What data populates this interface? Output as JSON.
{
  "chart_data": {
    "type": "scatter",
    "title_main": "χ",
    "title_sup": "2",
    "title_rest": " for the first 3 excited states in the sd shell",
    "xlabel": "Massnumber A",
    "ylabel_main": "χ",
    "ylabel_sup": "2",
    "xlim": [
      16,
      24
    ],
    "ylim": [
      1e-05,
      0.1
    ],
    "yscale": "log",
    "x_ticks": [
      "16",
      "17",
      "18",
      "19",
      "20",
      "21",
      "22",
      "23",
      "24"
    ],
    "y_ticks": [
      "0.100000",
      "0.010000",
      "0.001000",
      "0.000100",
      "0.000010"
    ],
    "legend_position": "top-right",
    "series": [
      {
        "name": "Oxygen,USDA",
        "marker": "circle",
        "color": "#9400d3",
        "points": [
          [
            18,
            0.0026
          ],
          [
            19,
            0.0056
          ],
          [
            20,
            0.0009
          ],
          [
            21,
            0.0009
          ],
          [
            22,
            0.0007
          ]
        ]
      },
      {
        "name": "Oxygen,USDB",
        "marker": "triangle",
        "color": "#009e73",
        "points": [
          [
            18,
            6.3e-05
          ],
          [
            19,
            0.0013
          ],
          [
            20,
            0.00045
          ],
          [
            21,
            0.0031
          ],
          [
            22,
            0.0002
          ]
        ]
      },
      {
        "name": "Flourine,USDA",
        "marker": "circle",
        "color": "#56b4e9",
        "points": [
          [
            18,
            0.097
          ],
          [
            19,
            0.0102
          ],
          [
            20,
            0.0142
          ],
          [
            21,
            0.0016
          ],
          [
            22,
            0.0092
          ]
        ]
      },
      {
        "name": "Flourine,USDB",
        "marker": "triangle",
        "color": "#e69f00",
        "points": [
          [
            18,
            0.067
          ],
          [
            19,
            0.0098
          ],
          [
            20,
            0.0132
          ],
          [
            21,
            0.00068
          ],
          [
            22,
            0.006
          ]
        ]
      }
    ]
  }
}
********
WRITTEN EXERCISE –
Word for word, write out the data.

FULL ANSWER –
What data populates this interface? Output as JSON.
{
  "chart_data": {
    "type": "scatter",
    "title_main": "χ",
    "title_sup": "2",
    "title_rest": " for the first 3 excited states in the sd shell",
    "xlabel": "Massnumber A",
    "ylabel_main": "χ",
    "ylabel_sup": "2",
    "xlim": [
      16,
      24
    ],
    "ylim": [
      1e-05,
      0.1
    ],
    "yscale": "log",
    "x_ticks": [
      "16",
      "17",
      "18",
      "19",
      "20",
      "21",
      "22",
      "23",
      "24"
    ],
    "y_ticks": [
      "0.100000",
      "0.010000",
      "0.001000",
      "0.000100",
      "0.000010"
    ],
    "legend_position": "top-right",
    "series": [
      {
        "name": "Oxygen,USDA",
        "marker": "circle",
        "color": "#9400d3",
        "points": [
          [
            18,
            0.0026
          ],
          [
            19,
            0.0056
          ],
          [
            20,
            0.0009
          ],
          [
            21,
            0.0009
          ],
          [
            22,
            0.0007
          ]
        ]
      },
      {
        "name": "Oxygen,USDB",
        "marker": "triangle",
        "color": "#009e73",
        "points": [
          [
            18,
            6.3e-05
          ],
          [
            19,
            0.0013
          ],
          [
            20,
            0.00045
          ],
          [
            21,
            0.0031
          ],
          [
            22,
            0.0002
          ]
        ]
      },
      {
        "name": "Flourine,USDA",
        "marker": "circle",
        "color": "#56b4e9",
        "points": [
          [
            18,
            0.097
          ],
          [
            19,
            0.0102
          ],
          [
            20,
            0.0142
          ],
          [
            21,
            0.0016
          ],
          [
            22,
            0.0092
          ]
        ]
      },
      {
        "name": "Flourine,USDB",
        "marker": "triangle",
        "color": "#e69f00",
        "points": [
          [
            18,
            0.067
          ],
          [
            19,
            0.0098
          ],
          [
            20,
            0.0132
          ],
          [
            21,
            0.00068
          ],
          [
            22,
            0.006
          ]
        ]
      }
    ]
  }
}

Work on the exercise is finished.